**INSTRUCTION**.
Below are the records; collect from them each line containing the string "name".
++++++
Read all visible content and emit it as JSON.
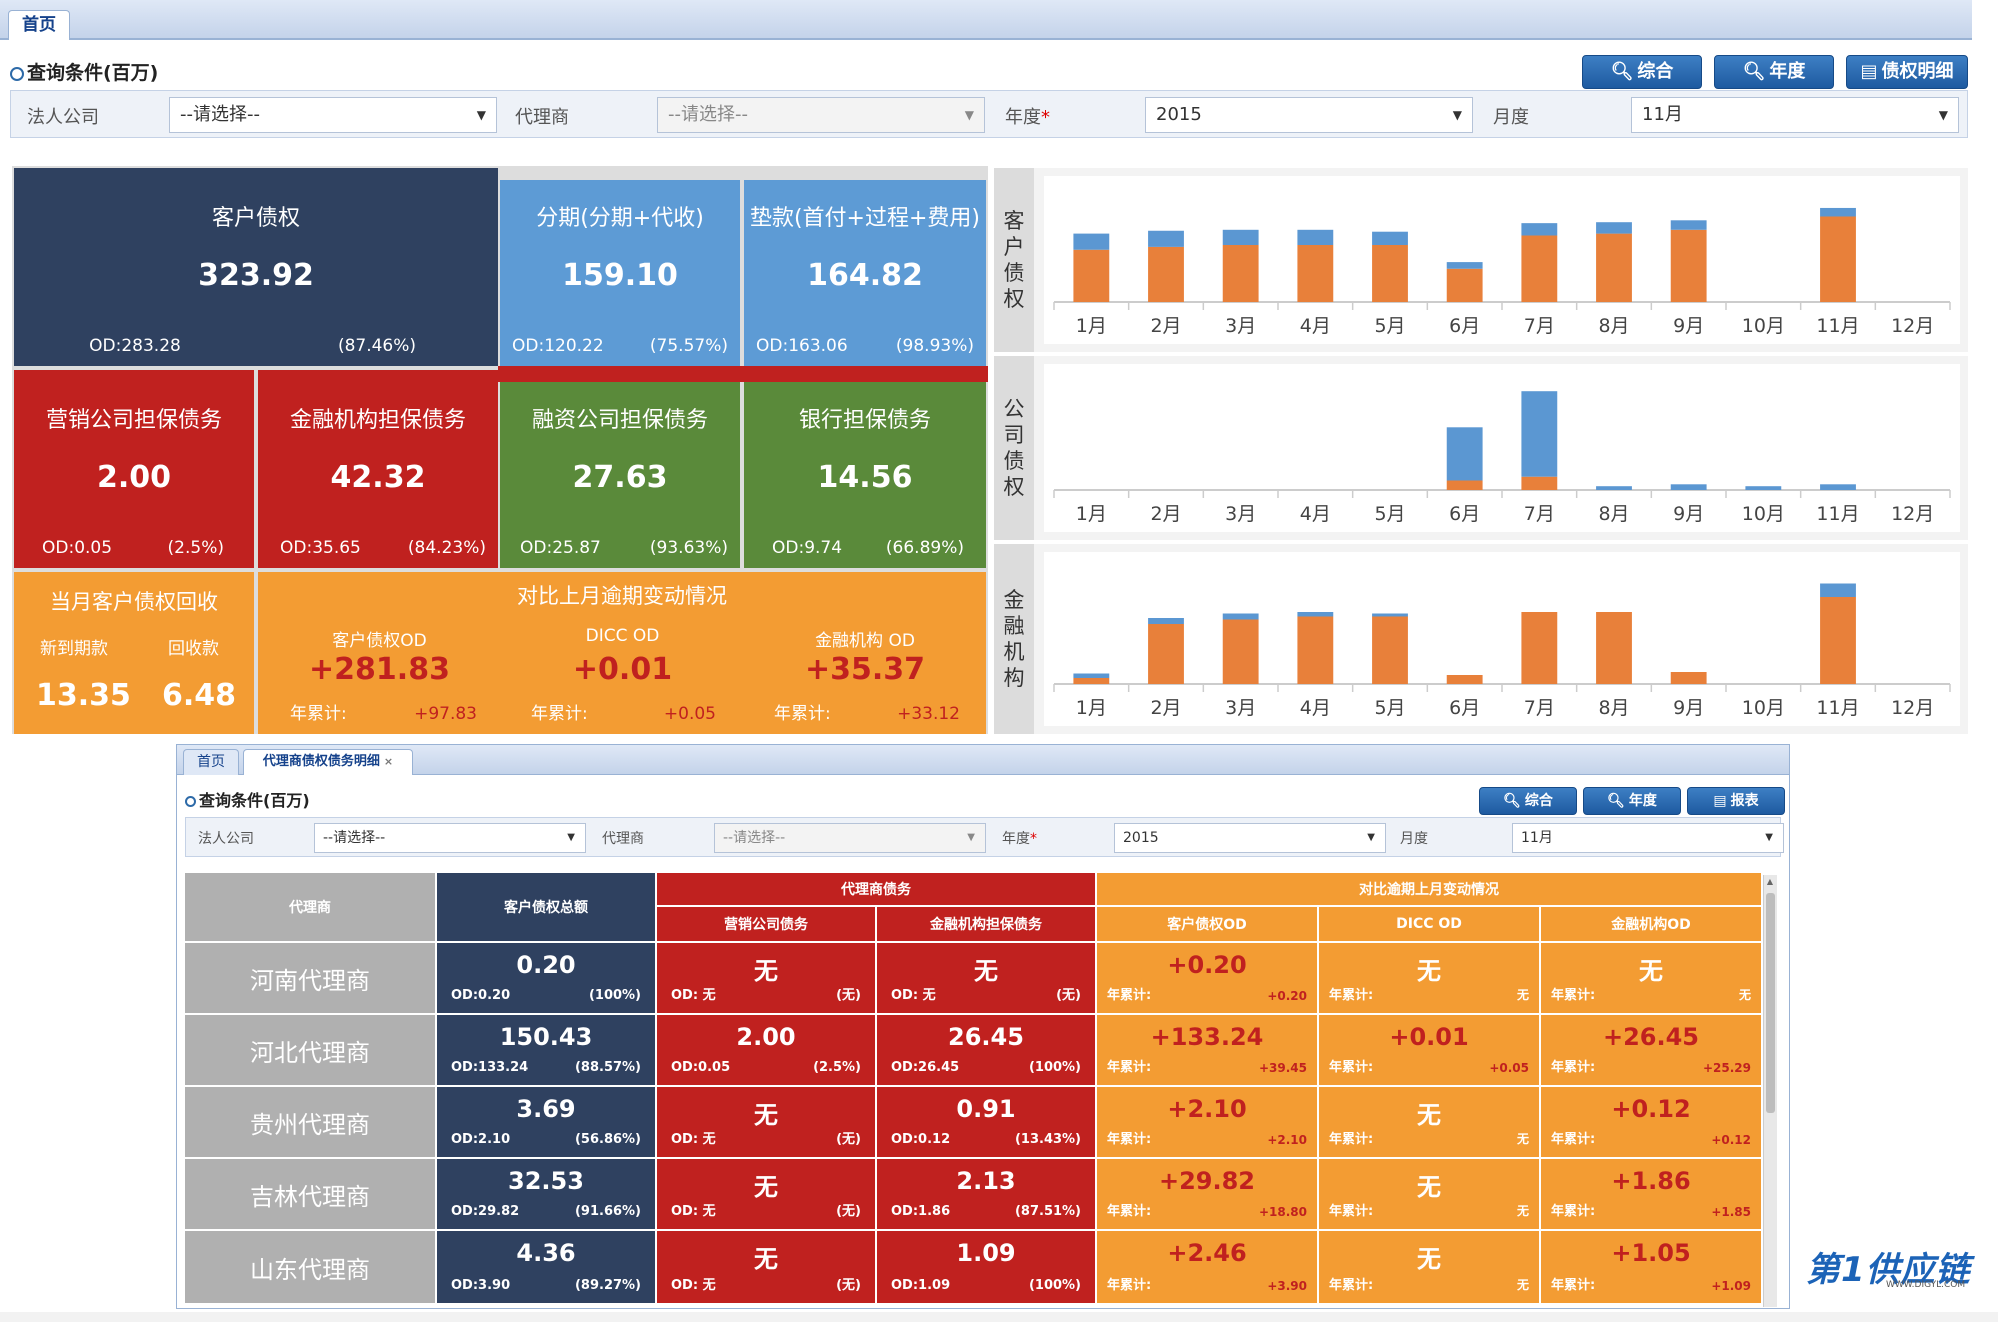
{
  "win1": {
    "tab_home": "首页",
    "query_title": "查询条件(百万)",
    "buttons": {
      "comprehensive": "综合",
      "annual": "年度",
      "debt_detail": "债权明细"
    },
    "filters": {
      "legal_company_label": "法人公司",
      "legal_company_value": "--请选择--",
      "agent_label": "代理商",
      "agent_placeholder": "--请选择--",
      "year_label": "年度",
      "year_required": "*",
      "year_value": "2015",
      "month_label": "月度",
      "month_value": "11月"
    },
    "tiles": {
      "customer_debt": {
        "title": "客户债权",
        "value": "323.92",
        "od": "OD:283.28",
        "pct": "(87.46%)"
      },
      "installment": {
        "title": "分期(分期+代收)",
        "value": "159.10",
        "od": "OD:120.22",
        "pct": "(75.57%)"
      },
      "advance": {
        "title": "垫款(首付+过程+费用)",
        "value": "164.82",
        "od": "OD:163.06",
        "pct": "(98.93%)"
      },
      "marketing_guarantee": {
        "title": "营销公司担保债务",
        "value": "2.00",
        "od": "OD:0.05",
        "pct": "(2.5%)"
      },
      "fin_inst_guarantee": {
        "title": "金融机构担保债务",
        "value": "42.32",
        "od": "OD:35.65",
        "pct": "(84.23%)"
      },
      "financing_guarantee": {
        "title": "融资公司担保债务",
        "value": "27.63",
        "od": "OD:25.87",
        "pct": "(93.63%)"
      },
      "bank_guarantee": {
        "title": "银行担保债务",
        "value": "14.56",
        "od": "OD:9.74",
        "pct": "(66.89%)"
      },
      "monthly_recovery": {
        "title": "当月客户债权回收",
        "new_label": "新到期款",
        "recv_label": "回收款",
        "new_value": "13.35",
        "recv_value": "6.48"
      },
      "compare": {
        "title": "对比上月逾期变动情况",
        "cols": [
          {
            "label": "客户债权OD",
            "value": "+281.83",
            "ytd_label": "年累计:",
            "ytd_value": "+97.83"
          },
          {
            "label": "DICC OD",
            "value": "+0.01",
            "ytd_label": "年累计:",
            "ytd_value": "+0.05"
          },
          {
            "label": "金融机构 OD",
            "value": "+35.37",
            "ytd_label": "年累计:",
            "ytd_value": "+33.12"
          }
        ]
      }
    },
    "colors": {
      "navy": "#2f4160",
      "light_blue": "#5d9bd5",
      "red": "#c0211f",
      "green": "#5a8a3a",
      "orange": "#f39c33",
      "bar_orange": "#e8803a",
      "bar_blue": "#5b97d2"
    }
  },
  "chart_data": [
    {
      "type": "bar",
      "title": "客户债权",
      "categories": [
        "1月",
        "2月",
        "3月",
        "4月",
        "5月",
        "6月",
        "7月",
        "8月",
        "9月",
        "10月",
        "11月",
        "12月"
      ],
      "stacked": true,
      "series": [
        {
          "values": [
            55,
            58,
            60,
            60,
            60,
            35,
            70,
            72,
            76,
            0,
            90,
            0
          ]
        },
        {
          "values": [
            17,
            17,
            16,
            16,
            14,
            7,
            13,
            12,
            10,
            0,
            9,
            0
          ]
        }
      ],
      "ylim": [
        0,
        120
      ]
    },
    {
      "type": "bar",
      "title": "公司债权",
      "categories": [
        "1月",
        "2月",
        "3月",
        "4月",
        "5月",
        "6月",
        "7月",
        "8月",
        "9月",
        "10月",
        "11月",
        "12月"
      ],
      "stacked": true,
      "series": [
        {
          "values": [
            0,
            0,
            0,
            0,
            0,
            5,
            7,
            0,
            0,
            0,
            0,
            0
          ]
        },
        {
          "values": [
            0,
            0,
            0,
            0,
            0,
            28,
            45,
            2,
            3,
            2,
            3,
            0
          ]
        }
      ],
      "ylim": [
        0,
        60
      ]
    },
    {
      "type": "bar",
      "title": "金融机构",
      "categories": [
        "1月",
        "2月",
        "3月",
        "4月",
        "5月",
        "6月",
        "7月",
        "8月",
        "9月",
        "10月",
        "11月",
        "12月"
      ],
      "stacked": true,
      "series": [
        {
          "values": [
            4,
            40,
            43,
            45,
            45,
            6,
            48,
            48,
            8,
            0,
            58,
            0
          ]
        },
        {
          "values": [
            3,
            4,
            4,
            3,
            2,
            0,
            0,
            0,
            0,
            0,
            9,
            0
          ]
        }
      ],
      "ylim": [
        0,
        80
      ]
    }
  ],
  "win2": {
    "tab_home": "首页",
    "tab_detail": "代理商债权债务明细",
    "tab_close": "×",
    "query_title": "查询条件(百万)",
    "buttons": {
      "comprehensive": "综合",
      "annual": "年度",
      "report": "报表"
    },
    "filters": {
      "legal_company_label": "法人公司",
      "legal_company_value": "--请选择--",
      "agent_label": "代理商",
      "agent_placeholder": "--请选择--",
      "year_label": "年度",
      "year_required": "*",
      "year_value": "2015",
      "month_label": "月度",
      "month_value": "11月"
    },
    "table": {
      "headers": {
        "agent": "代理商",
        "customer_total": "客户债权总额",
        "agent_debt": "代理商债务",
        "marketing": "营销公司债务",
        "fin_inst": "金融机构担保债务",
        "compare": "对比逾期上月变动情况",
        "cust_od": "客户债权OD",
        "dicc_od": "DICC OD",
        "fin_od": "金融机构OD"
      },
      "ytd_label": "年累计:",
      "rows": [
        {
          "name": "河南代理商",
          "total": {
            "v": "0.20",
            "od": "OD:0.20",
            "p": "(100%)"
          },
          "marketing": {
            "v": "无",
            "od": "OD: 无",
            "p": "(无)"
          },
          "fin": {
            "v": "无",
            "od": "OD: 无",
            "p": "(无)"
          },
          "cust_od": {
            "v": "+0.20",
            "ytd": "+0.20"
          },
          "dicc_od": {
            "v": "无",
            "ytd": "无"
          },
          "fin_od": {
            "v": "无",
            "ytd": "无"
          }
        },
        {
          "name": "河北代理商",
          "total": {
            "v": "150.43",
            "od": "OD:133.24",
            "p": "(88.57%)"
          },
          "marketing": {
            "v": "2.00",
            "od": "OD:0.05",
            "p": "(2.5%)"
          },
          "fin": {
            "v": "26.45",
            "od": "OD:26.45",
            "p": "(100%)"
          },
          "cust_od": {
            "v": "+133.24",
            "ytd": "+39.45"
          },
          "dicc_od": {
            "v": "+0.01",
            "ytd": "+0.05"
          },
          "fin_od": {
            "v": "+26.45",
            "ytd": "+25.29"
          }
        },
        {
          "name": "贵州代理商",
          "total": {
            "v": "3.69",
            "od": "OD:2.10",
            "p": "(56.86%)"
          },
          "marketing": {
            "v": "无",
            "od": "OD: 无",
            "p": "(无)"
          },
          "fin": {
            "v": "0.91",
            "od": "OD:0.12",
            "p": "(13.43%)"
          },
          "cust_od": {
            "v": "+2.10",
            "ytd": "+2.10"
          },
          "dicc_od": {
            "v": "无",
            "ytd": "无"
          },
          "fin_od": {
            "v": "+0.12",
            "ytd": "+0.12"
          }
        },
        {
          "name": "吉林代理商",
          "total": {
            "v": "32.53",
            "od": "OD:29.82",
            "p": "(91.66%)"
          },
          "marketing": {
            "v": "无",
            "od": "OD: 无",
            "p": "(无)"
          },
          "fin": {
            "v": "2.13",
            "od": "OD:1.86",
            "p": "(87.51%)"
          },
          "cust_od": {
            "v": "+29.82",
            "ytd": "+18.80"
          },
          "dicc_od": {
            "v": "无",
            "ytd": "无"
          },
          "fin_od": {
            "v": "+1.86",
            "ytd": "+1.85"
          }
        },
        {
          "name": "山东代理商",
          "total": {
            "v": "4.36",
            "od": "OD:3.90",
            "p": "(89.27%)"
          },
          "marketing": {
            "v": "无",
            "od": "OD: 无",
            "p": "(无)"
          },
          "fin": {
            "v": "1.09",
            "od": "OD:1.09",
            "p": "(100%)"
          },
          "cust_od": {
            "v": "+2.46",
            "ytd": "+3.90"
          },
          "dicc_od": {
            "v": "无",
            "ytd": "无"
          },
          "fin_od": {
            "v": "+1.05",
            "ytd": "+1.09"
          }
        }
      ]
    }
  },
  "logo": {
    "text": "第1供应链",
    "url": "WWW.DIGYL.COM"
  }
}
++++++
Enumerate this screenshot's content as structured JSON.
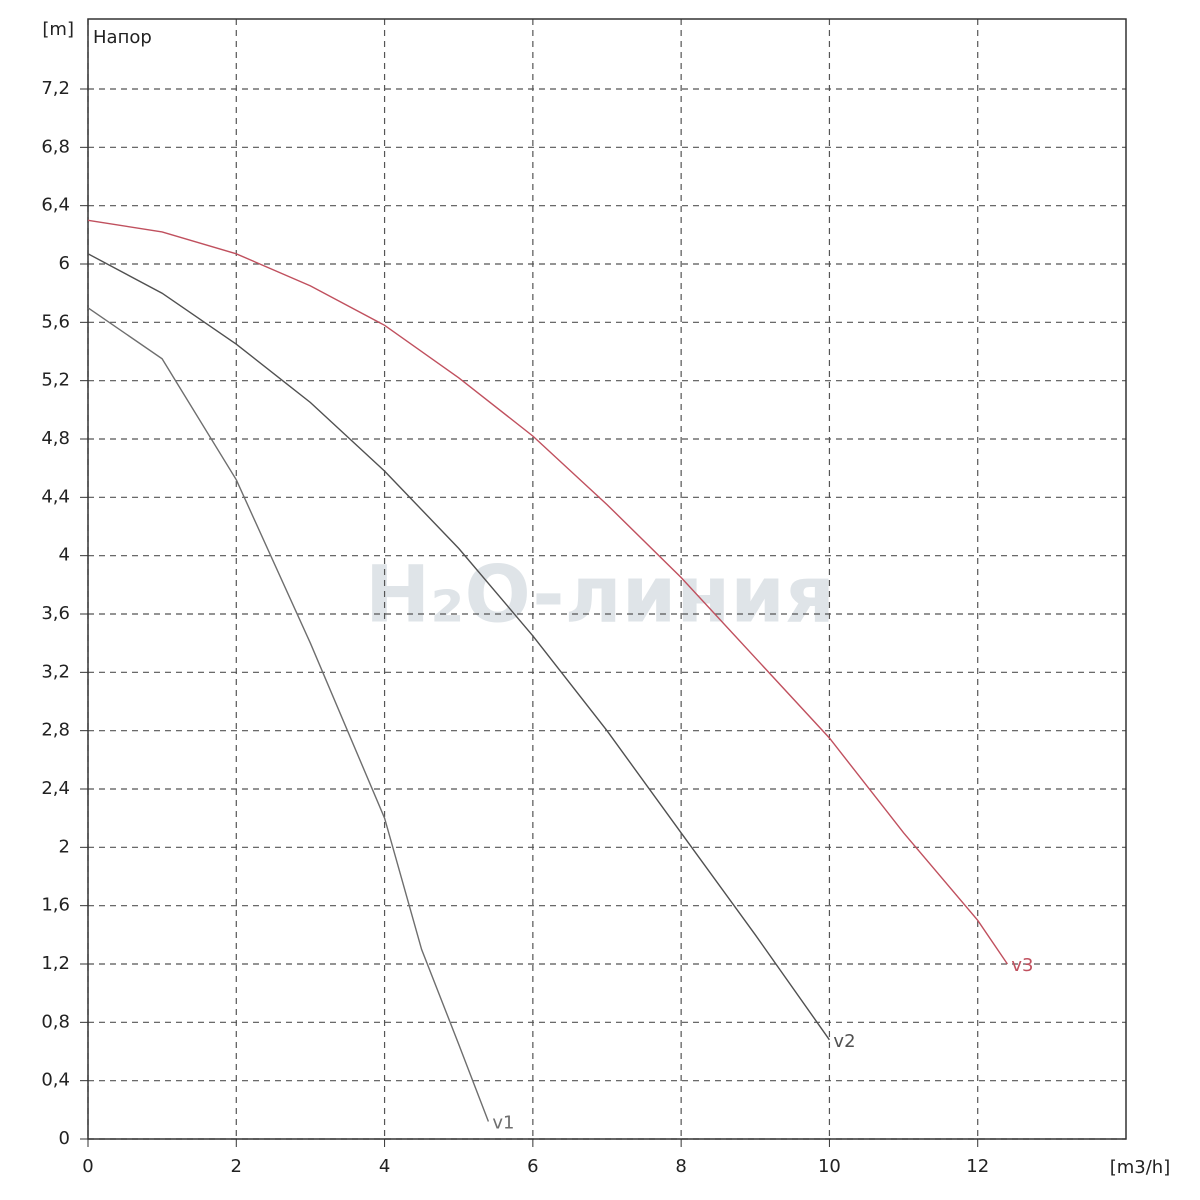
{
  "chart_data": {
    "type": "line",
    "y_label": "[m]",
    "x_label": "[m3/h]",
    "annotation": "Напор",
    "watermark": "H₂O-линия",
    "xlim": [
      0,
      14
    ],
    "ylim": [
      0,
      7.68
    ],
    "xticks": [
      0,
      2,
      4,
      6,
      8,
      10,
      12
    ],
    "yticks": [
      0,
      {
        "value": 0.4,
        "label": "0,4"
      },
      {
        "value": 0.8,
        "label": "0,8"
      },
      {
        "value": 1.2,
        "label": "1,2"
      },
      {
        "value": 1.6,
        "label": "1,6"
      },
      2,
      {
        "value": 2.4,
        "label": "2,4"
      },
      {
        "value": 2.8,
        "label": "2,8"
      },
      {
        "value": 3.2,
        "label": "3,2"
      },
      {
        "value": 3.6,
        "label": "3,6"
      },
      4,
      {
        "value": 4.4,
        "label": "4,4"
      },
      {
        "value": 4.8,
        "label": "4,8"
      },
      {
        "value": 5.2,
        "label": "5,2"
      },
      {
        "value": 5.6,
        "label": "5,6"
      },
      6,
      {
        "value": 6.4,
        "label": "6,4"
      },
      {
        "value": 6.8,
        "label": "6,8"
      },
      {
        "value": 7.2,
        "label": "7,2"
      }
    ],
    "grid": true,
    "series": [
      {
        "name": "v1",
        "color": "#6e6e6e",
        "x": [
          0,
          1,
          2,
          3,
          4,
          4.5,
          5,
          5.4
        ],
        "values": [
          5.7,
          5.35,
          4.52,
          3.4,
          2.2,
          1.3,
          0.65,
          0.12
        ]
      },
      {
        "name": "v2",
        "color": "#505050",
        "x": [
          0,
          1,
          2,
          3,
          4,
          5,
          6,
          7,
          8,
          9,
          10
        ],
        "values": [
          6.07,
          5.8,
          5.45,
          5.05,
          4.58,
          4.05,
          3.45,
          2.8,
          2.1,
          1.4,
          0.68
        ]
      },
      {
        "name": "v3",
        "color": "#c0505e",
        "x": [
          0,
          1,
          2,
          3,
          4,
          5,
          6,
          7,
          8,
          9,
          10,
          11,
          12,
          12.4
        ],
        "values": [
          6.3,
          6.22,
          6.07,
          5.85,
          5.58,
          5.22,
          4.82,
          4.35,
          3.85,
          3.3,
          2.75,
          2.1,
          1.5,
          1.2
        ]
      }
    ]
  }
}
++++++
**TASK RESPONSE**.
          "name": "河南代理商",
          "name": "河北代理商",
          "name": "贵州代理商",
          "name": "吉林代理商",
          "name": "山东代理商",
        "name": "v1",
        "name": "v2",
        "name": "v3",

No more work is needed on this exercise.